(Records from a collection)
◇ ◇ ◇ ◇

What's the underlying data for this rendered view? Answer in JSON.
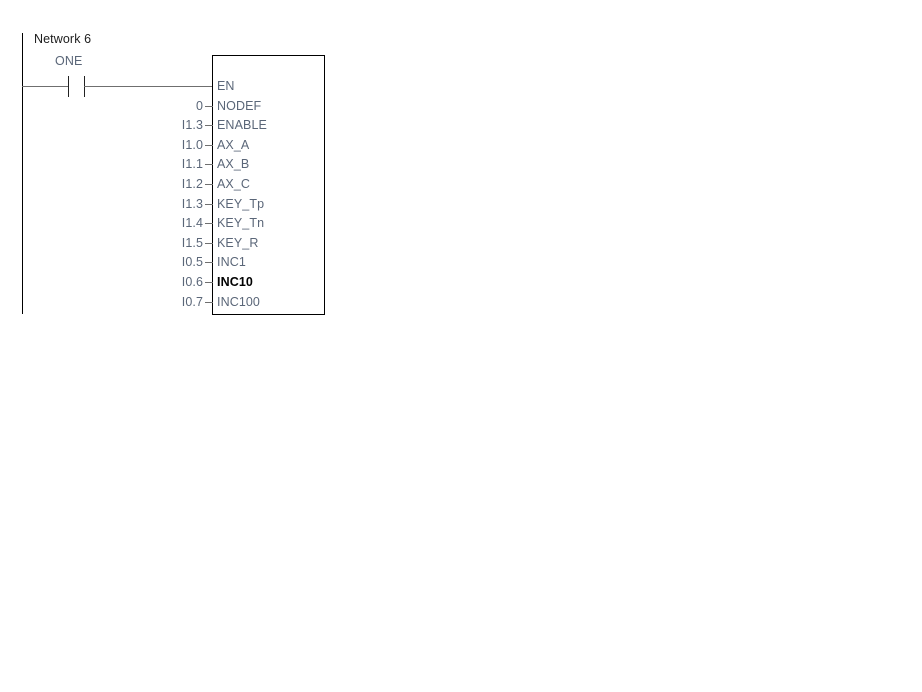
{
  "network": {
    "label": "Network 6"
  },
  "contact": {
    "label": "ONE",
    "type": "normally-open"
  },
  "colors": {
    "text_primary": "#1d1d1d",
    "text_operand": "#5a6678",
    "highlight": "#000000",
    "wire": "#6f6f6f",
    "rail": "#000000",
    "background": "#ffffff"
  },
  "function_block": {
    "parameters": [
      {
        "operand": "",
        "name": "EN",
        "highlight": false,
        "enable_line": true
      },
      {
        "operand": "0",
        "name": "NODEF",
        "highlight": false,
        "enable_line": false
      },
      {
        "operand": "I1.3",
        "name": "ENABLE",
        "highlight": false,
        "enable_line": false
      },
      {
        "operand": "I1.0",
        "name": "AX_A",
        "highlight": false,
        "enable_line": false
      },
      {
        "operand": "I1.1",
        "name": "AX_B",
        "highlight": false,
        "enable_line": false
      },
      {
        "operand": "I1.2",
        "name": "AX_C",
        "highlight": false,
        "enable_line": false
      },
      {
        "operand": "I1.3",
        "name": "KEY_Tp",
        "highlight": false,
        "enable_line": false
      },
      {
        "operand": "I1.4",
        "name": "KEY_Tn",
        "highlight": false,
        "enable_line": false
      },
      {
        "operand": "I1.5",
        "name": "KEY_R",
        "highlight": false,
        "enable_line": false
      },
      {
        "operand": "I0.5",
        "name": "INC1",
        "highlight": false,
        "enable_line": false
      },
      {
        "operand": "I0.6",
        "name": "INC10",
        "highlight": true,
        "enable_line": false
      },
      {
        "operand": "I0.7",
        "name": "INC100",
        "highlight": false,
        "enable_line": false
      }
    ]
  }
}
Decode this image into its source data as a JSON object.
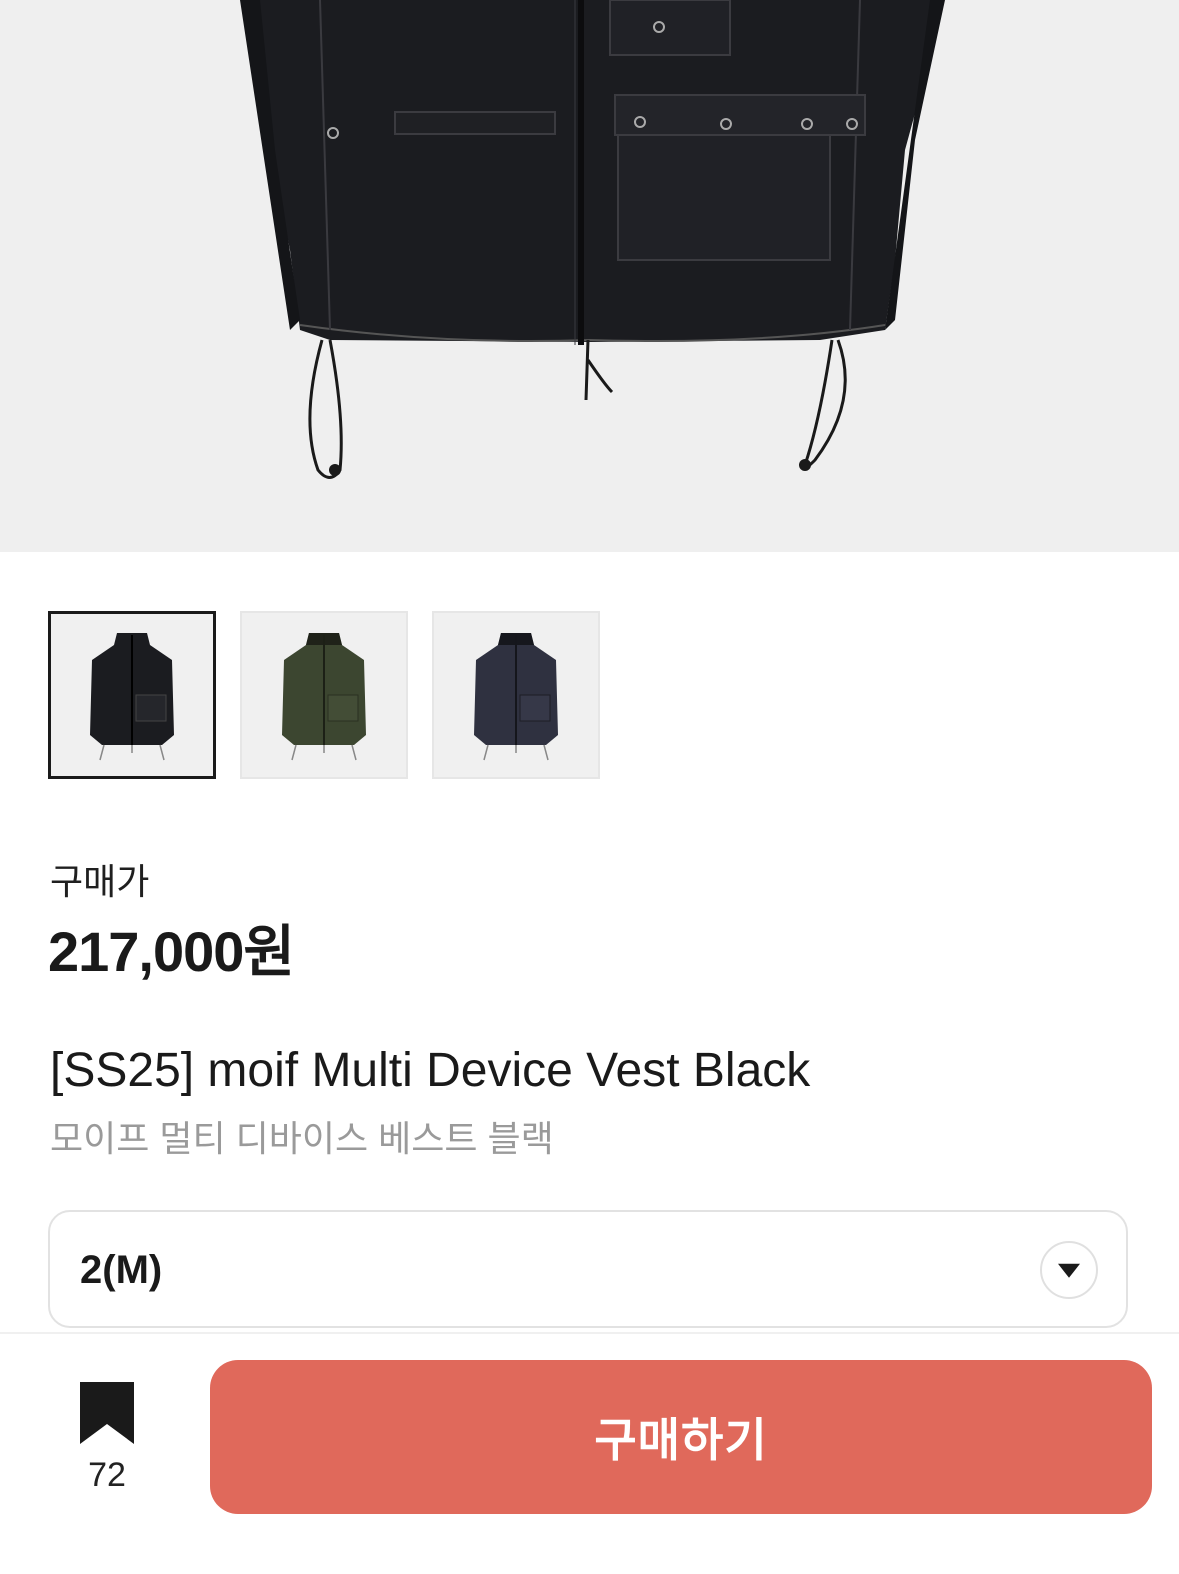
{
  "hero": {
    "image": "product-photo-black-vest-bottom"
  },
  "thumbnails": [
    {
      "color_name": "black",
      "fill": "#1b1c20",
      "selected": true
    },
    {
      "color_name": "olive",
      "fill": "#3c4630",
      "selected": false
    },
    {
      "color_name": "navy",
      "fill": "#2f3140",
      "selected": false
    }
  ],
  "price": {
    "label": "구매가",
    "value": "217,000원"
  },
  "product": {
    "title": "[SS25] moif Multi Device Vest Black",
    "subtitle": "모이프 멀티 디바이스 베스트 블랙"
  },
  "size_select": {
    "selected": "2(M)",
    "icon": "chevron-down-icon"
  },
  "bottom_bar": {
    "bookmark_icon": "bookmark-icon",
    "bookmark_count": "72",
    "buy_label": "구매하기"
  },
  "colors": {
    "accent": "#e0695b",
    "text": "#1a1a1a",
    "muted": "#9a9a9a"
  }
}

◇ ◇ ◇ ◇

Aim of the exercise:
Pull every line holding "image" out of the records.

Exercise solution:
Decode this image into its source data as a JSON object.
    "image": "product-photo-black-vest-bottom"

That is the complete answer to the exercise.